[Source data]
***

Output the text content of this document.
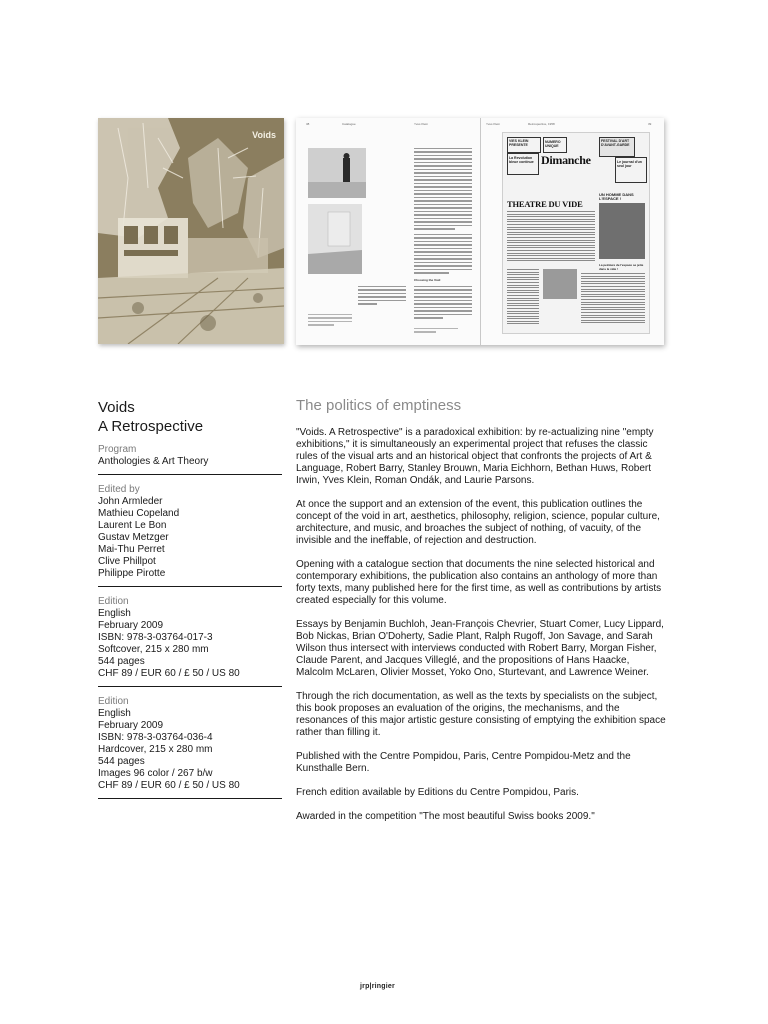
Voids
38	Catalogue	Yves Klein	Yves Klein	Retrospective, 1958	39
Choosing the Void
VIES KLEIN PRESENTE
NUMERO UNIQUE
FESTIVAL D'ART D'AVANT-GARDE
La Revolution bleue continue Dimanche	Le journal d'un seul jour
UN HOMME DANS L'ESPACE !
THEATRE DU VIDE
La peinture de l'espace se jette dans le vide !
Voids
A Retrospective
Program
Anthologies & Art Theory
Edited by
John Armleder
Mathieu Copeland
Laurent Le Bon
Gustav Metzger
Mai-Thu Perret
Clive Phillpot
Philippe Pirotte
Edition
English
February 2009
ISBN: 978-3-03764-017-3
Softcover, 215 x 280 mm
544 pages
CHF 89 / EUR 60 / £ 50 / US 80
Edition
English
February 2009
ISBN: 978-3-03764-036-4
Hardcover, 215 x 280 mm
544 pages
Images 96 color / 267 b/w
CHF 89 / EUR 60 / £ 50 / US 80
The politics of emptiness

"Voids. A Retrospective" is a paradoxical exhibition: by re-actualizing nine "empty exhibitions," it is simultaneously an experimental project that refuses the classic rules of the visual arts and an historical object that confronts the projects of Art & Language, Robert Barry, Stanley Brouwn, Maria Eichhorn, Bethan Huws, Robert Irwin, Yves Klein, Roman Ondák, and Laurie Parsons.

At once the support and an extension of the event, this publication outlines the concept of the void in art, aesthetics, philosophy, religion, science, popular culture, architecture, and music, and broaches the subject of nothing, of vacuity, of the invisible and the ineffable, of rejection and destruction.

Opening with a catalogue section that documents the nine selected historical and contemporary exhibitions, the publication also contains an anthology of more than forty texts, many published here for the first time, as well as contributions by artists created especially for this volume.

Essays by Benjamin Buchloh, Jean-François Chevrier, Stuart Comer, Lucy Lippard, Bob Nickas, Brian O'Doherty, Sadie Plant, Ralph Rugoff, Jon Savage, and Sarah Wilson thus intersect with interviews conducted with Robert Barry, Morgan Fisher, Claude Parent, and Jacques Villeglé, and the propositions of Hans Haacke, Malcolm McLaren, Olivier Mosset, Yoko Ono, Sturtevant, and Lawrence Weiner.

Through the rich documentation, as well as the texts by specialists on the subject, this book proposes an evaluation of the origins, the mechanisms, and the resonances of this major artistic gesture consisting of emptying the exhibition space rather than filling it.

Published with the Centre Pompidou, Paris, Centre Pompidou-Metz and the Kunsthalle Bern.

French edition available by Editions du Centre Pompidou, Paris.

Awarded in the competition "The most beautiful Swiss books 2009."

jrp|ringier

***

Count how many lines of the listing above include "Robert" and report that number alone.

2